* begin Input records *
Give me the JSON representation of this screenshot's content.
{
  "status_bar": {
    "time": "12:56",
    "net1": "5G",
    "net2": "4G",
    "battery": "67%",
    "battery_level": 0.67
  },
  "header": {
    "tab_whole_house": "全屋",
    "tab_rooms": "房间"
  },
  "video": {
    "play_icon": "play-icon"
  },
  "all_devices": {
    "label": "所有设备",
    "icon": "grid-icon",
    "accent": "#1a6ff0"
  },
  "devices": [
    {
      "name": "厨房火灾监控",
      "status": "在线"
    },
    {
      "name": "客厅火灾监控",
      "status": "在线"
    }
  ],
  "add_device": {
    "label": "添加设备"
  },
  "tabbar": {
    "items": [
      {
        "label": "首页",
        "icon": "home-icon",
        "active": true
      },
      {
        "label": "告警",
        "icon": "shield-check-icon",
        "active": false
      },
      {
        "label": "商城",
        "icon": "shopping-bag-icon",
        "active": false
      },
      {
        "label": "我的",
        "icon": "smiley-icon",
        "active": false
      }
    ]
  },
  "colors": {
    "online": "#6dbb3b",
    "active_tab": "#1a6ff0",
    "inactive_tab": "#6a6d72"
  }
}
* end Input records *
### Problem to solve
Set down the entries above again, word for word.

### Solution
Give me the JSON representation of this screenshot's content.
{
  "status_bar": {
    "time": "12:56",
    "net1": "5G",
    "net2": "4G",
    "battery": "67%",
    "battery_level": 0.67
  },
  "header": {
    "tab_whole_house": "全屋",
    "tab_rooms": "房间"
  },
  "video": {
    "play_icon": "play-icon"
  },
  "all_devices": {
    "label": "所有设备",
    "icon": "grid-icon",
    "accent": "#1a6ff0"
  },
  "devices": [
    {
      "name": "厨房火灾监控",
      "status": "在线"
    },
    {
      "name": "客厅火灾监控",
      "status": "在线"
    }
  ],
  "add_device": {
    "label": "添加设备"
  },
  "tabbar": {
    "items": [
      {
        "label": "首页",
        "icon": "home-icon",
        "active": true
      },
      {
        "label": "告警",
        "icon": "shield-check-icon",
        "active": false
      },
      {
        "label": "商城",
        "icon": "shopping-bag-icon",
        "active": false
      },
      {
        "label": "我的",
        "icon": "smiley-icon",
        "active": false
      }
    ]
  },
  "colors": {
    "online": "#6dbb3b",
    "active_tab": "#1a6ff0",
    "inactive_tab": "#6a6d72"
  }
}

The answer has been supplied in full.